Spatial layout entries
+ + + + +
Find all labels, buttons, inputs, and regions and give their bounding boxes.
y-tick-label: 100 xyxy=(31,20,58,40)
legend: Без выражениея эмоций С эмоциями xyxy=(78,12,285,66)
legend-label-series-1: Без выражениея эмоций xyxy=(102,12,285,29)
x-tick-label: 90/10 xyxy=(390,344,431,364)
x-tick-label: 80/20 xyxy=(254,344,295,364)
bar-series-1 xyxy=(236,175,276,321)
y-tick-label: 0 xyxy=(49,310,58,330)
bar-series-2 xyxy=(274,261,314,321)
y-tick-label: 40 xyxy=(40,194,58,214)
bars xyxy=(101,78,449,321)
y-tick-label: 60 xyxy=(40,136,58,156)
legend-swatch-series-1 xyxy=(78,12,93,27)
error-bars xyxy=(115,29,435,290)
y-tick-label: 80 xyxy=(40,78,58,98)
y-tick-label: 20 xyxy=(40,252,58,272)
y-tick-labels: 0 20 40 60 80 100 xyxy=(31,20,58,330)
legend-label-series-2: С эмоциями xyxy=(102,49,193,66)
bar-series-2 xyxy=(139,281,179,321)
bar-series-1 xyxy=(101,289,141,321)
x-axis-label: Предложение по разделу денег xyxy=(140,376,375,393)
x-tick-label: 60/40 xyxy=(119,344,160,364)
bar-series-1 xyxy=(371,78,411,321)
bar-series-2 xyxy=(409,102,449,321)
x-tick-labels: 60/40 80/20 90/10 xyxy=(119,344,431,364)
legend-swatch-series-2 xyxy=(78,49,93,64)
+ + + + +
Rename "y-tick-label" to "y-tick-text" in the listing lines from the start of the listing through the line containing "y-tick-label: 60 xyxy=(40,136,58,156)", inclusive. Reproduce only those lines, leaving everything else unchanged.

OUTPUT:
Find all labels, buttons, inputs, and regions and give their bounding boxes.
y-tick-text: 100 xyxy=(31,20,58,40)
legend: Без выражениея эмоций С эмоциями xyxy=(78,12,285,66)
legend-label-series-1: Без выражениея эмоций xyxy=(102,12,285,29)
x-tick-label: 90/10 xyxy=(390,344,431,364)
x-tick-label: 80/20 xyxy=(254,344,295,364)
bar-series-1 xyxy=(236,175,276,321)
y-tick-text: 0 xyxy=(49,310,58,330)
bar-series-2 xyxy=(274,261,314,321)
y-tick-text: 40 xyxy=(40,194,58,214)
bars xyxy=(101,78,449,321)
y-tick-text: 60 xyxy=(40,136,58,156)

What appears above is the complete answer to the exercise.